::: Stored records

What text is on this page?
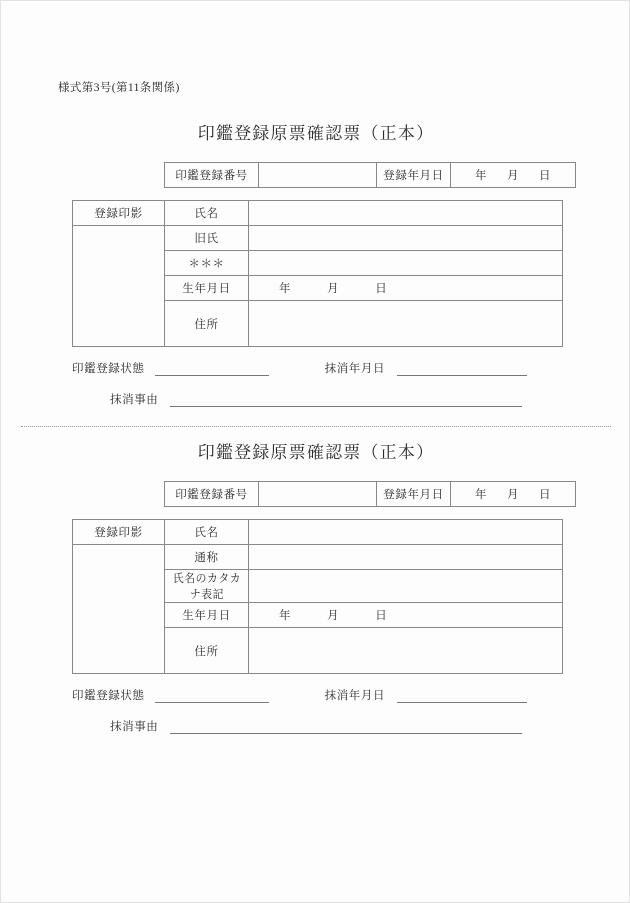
様式第3号(第11条関係)
印鑑登録原票確認票（正本）
印鑑登録番号		登録年月日	年 月 日
登録印影	氏名	
	旧氏	
	＊＊＊	
	生年月日	年 月 日

	住所	
印鑑登録状態	抹消年月日
抹消事由
印鑑登録原票確認票（正本）
印鑑登録番号		登録年月日	年 月 日
登録印影	氏名	
	通称	
	氏名のカタカナ表記	
	生年月日	年 月 日

	住所	
印鑑登録状態	抹消年月日
抹消事由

::::::

Given problem:
Repeat the full listing above exactly, with no pictures in the copy.

The answer:
What text is on this page?
様式第3号(第11条関係)
印鑑登録原票確認票（正本）
印鑑登録番号		登録年月日	年 月 日
登録印影	氏名	
	旧氏	
	＊＊＊	
	生年月日	年 月 日

	住所	
印鑑登録状態	抹消年月日
抹消事由
印鑑登録原票確認票（正本）
印鑑登録番号		登録年月日	年 月 日
登録印影	氏名	
	通称	
	氏名のカタカナ表記	
	生年月日	年 月 日

	住所	
印鑑登録状態	抹消年月日
抹消事由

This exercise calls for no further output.